# [Work to complete]
Provide an exact reproduction of every entry.

# [Material for this exercise]
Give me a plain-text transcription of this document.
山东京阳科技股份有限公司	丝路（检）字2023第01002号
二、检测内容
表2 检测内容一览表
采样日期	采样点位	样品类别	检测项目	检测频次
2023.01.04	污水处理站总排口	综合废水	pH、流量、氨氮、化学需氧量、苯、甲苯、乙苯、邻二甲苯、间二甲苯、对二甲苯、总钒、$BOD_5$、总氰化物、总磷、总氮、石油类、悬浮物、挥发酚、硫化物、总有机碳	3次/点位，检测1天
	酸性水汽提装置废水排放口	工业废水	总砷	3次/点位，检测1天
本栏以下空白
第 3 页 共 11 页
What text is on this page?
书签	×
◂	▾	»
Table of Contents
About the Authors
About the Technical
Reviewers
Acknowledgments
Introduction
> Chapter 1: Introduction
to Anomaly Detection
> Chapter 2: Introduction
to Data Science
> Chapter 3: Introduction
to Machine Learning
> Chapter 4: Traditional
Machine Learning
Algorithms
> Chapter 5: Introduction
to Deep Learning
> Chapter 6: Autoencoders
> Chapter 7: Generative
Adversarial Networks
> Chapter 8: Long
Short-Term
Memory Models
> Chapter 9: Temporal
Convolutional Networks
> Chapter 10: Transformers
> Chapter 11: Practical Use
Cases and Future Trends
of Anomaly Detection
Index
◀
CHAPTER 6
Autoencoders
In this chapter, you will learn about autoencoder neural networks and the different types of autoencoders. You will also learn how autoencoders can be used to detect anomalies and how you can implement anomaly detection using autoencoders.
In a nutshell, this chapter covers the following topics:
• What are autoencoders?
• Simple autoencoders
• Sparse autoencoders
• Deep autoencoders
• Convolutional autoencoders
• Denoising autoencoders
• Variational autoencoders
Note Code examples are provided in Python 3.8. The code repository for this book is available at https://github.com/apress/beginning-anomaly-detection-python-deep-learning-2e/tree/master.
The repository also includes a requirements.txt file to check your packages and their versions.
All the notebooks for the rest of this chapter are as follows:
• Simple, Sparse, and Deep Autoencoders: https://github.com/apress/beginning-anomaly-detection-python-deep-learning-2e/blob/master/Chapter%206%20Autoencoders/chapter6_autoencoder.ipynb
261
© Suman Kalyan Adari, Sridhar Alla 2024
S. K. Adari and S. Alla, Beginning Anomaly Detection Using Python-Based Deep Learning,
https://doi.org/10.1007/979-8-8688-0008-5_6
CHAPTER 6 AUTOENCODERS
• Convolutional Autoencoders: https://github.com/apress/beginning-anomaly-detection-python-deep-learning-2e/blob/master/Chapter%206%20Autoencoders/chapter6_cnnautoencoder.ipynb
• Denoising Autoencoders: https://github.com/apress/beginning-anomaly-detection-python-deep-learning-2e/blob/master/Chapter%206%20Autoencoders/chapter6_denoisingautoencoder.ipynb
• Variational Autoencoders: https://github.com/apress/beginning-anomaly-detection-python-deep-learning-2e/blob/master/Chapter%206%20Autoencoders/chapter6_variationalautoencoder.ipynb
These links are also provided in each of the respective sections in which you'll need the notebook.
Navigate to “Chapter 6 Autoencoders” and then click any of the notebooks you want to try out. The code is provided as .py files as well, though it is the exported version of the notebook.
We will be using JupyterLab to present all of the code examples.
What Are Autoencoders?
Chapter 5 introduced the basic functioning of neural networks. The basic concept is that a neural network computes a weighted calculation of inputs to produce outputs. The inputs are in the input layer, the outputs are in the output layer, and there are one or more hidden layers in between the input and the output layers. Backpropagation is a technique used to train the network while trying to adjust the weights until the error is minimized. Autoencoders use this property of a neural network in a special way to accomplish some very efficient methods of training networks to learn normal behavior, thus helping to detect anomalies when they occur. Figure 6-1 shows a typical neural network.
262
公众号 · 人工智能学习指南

# [Task response]
Give me a plain-text transcription of this document.
山东京阳科技股份有限公司	丝路（检）字2023第01002号
二、检测内容
表2 检测内容一览表
采样日期	采样点位	样品类别	检测项目	检测频次
2023.01.04	污水处理站总排口	综合废水	pH、流量、氨氮、化学需氧量、苯、甲苯、乙苯、邻二甲苯、间二甲苯、对二甲苯、总钒、$BOD_5$、总氰化物、总磷、总氮、石油类、悬浮物、挥发酚、硫化物、总有机碳	3次/点位，检测1天
	酸性水汽提装置废水排放口	工业废水	总砷	3次/点位，检测1天
本栏以下空白
第 3 页 共 11 页
What text is on this page?
书签	×
◂	▾	»
Table of Contents
About the Authors
About the Technical
Reviewers
Acknowledgments
Introduction
> Chapter 1: Introduction
to Anomaly Detection
> Chapter 2: Introduction
to Data Science
> Chapter 3: Introduction
to Machine Learning
> Chapter 4: Traditional
Machine Learning
Algorithms
> Chapter 5: Introduction
to Deep Learning
> Chapter 6: Autoencoders
> Chapter 7: Generative
Adversarial Networks
> Chapter 8: Long
Short-Term
Memory Models
> Chapter 9: Temporal
Convolutional Networks
> Chapter 10: Transformers
> Chapter 11: Practical Use
Cases and Future Trends
of Anomaly Detection
Index
◀
CHAPTER 6
Autoencoders
In this chapter, you will learn about autoencoder neural networks and the different types of autoencoders. You will also learn how autoencoders can be used to detect anomalies and how you can implement anomaly detection using autoencoders.
In a nutshell, this chapter covers the following topics:
• What are autoencoders?
• Simple autoencoders
• Sparse autoencoders
• Deep autoencoders
• Convolutional autoencoders
• Denoising autoencoders
• Variational autoencoders
Note Code examples are provided in Python 3.8. The code repository for this book is available at https://github.com/apress/beginning-anomaly-detection-python-deep-learning-2e/tree/master.
The repository also includes a requirements.txt file to check your packages and their versions.
All the notebooks for the rest of this chapter are as follows:
• Simple, Sparse, and Deep Autoencoders: https://github.com/apress/beginning-anomaly-detection-python-deep-learning-2e/blob/master/Chapter%206%20Autoencoders/chapter6_autoencoder.ipynb
261
© Suman Kalyan Adari, Sridhar Alla 2024
S. K. Adari and S. Alla, Beginning Anomaly Detection Using Python-Based Deep Learning,
https://doi.org/10.1007/979-8-8688-0008-5_6
CHAPTER 6 AUTOENCODERS
• Convolutional Autoencoders: https://github.com/apress/beginning-anomaly-detection-python-deep-learning-2e/blob/master/Chapter%206%20Autoencoders/chapter6_cnnautoencoder.ipynb
• Denoising Autoencoders: https://github.com/apress/beginning-anomaly-detection-python-deep-learning-2e/blob/master/Chapter%206%20Autoencoders/chapter6_denoisingautoencoder.ipynb
• Variational Autoencoders: https://github.com/apress/beginning-anomaly-detection-python-deep-learning-2e/blob/master/Chapter%206%20Autoencoders/chapter6_variationalautoencoder.ipynb
These links are also provided in each of the respective sections in which you'll need the notebook.
Navigate to “Chapter 6 Autoencoders” and then click any of the notebooks you want to try out. The code is provided as .py files as well, though it is the exported version of the notebook.
We will be using JupyterLab to present all of the code examples.
What Are Autoencoders?
Chapter 5 introduced the basic functioning of neural networks. The basic concept is that a neural network computes a weighted calculation of inputs to produce outputs. The inputs are in the input layer, the outputs are in the output layer, and there are one or more hidden layers in between the input and the output layers. Backpropagation is a technique used to train the network while trying to adjust the weights until the error is minimized. Autoencoders use this property of a neural network in a special way to accomplish some very efficient methods of training networks to learn normal behavior, thus helping to detect anomalies when they occur. Figure 6-1 shows a typical neural network.
262
公众号 · 人工智能学习指南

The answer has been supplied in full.